### Problem statement:
Retype the material below. Keep every word exactly as it is.

### Records for this task:
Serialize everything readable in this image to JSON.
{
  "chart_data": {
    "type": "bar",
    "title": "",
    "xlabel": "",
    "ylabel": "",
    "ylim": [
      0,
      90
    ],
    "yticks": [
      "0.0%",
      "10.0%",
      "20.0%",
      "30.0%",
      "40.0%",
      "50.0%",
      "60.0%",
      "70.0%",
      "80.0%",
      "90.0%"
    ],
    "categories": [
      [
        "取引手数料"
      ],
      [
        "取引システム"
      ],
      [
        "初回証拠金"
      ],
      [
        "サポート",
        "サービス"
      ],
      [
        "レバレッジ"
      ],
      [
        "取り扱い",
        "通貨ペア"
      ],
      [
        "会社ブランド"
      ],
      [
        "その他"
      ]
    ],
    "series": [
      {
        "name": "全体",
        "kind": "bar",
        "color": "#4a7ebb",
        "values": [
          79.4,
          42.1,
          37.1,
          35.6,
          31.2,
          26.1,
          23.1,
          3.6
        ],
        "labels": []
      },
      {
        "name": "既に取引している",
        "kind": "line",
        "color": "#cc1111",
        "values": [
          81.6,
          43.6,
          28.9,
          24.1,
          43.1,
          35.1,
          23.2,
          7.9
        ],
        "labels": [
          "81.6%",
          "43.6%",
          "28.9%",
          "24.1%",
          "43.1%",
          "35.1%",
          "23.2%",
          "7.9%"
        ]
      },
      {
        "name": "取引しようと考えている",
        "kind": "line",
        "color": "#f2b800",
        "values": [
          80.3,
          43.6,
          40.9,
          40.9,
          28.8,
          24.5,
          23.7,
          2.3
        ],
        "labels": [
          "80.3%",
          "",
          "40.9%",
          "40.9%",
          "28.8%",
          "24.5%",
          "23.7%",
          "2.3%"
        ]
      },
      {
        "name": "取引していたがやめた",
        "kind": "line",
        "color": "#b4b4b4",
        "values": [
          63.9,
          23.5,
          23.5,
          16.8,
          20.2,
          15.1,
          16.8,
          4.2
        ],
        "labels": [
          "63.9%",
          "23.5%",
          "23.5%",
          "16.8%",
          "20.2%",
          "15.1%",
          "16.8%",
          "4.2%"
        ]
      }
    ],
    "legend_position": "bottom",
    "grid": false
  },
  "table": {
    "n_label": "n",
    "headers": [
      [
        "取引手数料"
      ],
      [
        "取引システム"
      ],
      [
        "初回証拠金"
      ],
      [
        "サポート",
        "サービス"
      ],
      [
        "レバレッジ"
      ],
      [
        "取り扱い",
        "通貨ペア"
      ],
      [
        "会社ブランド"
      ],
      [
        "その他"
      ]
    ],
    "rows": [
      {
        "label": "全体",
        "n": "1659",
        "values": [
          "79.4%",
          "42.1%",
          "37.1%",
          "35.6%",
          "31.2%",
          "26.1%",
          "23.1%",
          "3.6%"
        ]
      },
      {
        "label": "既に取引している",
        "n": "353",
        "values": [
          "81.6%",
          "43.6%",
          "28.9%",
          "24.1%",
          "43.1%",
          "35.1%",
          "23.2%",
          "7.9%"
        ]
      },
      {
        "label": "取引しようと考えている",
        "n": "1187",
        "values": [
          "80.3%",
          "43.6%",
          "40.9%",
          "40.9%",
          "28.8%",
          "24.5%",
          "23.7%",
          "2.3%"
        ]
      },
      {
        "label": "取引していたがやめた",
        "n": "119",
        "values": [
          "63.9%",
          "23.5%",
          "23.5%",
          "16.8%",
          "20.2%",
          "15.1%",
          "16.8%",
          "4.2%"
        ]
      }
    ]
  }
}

### Solution to this task:
Serialize everything readable in this image to JSON.
{
  "chart_data": {
    "type": "bar",
    "title": "",
    "xlabel": "",
    "ylabel": "",
    "ylim": [
      0,
      90
    ],
    "yticks": [
      "0.0%",
      "10.0%",
      "20.0%",
      "30.0%",
      "40.0%",
      "50.0%",
      "60.0%",
      "70.0%",
      "80.0%",
      "90.0%"
    ],
    "categories": [
      [
        "取引手数料"
      ],
      [
        "取引システム"
      ],
      [
        "初回証拠金"
      ],
      [
        "サポート",
        "サービス"
      ],
      [
        "レバレッジ"
      ],
      [
        "取り扱い",
        "通貨ペア"
      ],
      [
        "会社ブランド"
      ],
      [
        "その他"
      ]
    ],
    "series": [
      {
        "name": "全体",
        "kind": "bar",
        "color": "#4a7ebb",
        "values": [
          79.4,
          42.1,
          37.1,
          35.6,
          31.2,
          26.1,
          23.1,
          3.6
        ],
        "labels": []
      },
      {
        "name": "既に取引している",
        "kind": "line",
        "color": "#cc1111",
        "values": [
          81.6,
          43.6,
          28.9,
          24.1,
          43.1,
          35.1,
          23.2,
          7.9
        ],
        "labels": [
          "81.6%",
          "43.6%",
          "28.9%",
          "24.1%",
          "43.1%",
          "35.1%",
          "23.2%",
          "7.9%"
        ]
      },
      {
        "name": "取引しようと考えている",
        "kind": "line",
        "color": "#f2b800",
        "values": [
          80.3,
          43.6,
          40.9,
          40.9,
          28.8,
          24.5,
          23.7,
          2.3
        ],
        "labels": [
          "80.3%",
          "",
          "40.9%",
          "40.9%",
          "28.8%",
          "24.5%",
          "23.7%",
          "2.3%"
        ]
      },
      {
        "name": "取引していたがやめた",
        "kind": "line",
        "color": "#b4b4b4",
        "values": [
          63.9,
          23.5,
          23.5,
          16.8,
          20.2,
          15.1,
          16.8,
          4.2
        ],
        "labels": [
          "63.9%",
          "23.5%",
          "23.5%",
          "16.8%",
          "20.2%",
          "15.1%",
          "16.8%",
          "4.2%"
        ]
      }
    ],
    "legend_position": "bottom",
    "grid": false
  },
  "table": {
    "n_label": "n",
    "headers": [
      [
        "取引手数料"
      ],
      [
        "取引システム"
      ],
      [
        "初回証拠金"
      ],
      [
        "サポート",
        "サービス"
      ],
      [
        "レバレッジ"
      ],
      [
        "取り扱い",
        "通貨ペア"
      ],
      [
        "会社ブランド"
      ],
      [
        "その他"
      ]
    ],
    "rows": [
      {
        "label": "全体",
        "n": "1659",
        "values": [
          "79.4%",
          "42.1%",
          "37.1%",
          "35.6%",
          "31.2%",
          "26.1%",
          "23.1%",
          "3.6%"
        ]
      },
      {
        "label": "既に取引している",
        "n": "353",
        "values": [
          "81.6%",
          "43.6%",
          "28.9%",
          "24.1%",
          "43.1%",
          "35.1%",
          "23.2%",
          "7.9%"
        ]
      },
      {
        "label": "取引しようと考えている",
        "n": "1187",
        "values": [
          "80.3%",
          "43.6%",
          "40.9%",
          "40.9%",
          "28.8%",
          "24.5%",
          "23.7%",
          "2.3%"
        ]
      },
      {
        "label": "取引していたがやめた",
        "n": "119",
        "values": [
          "63.9%",
          "23.5%",
          "23.5%",
          "16.8%",
          "20.2%",
          "15.1%",
          "16.8%",
          "4.2%"
        ]
      }
    ]
  }
}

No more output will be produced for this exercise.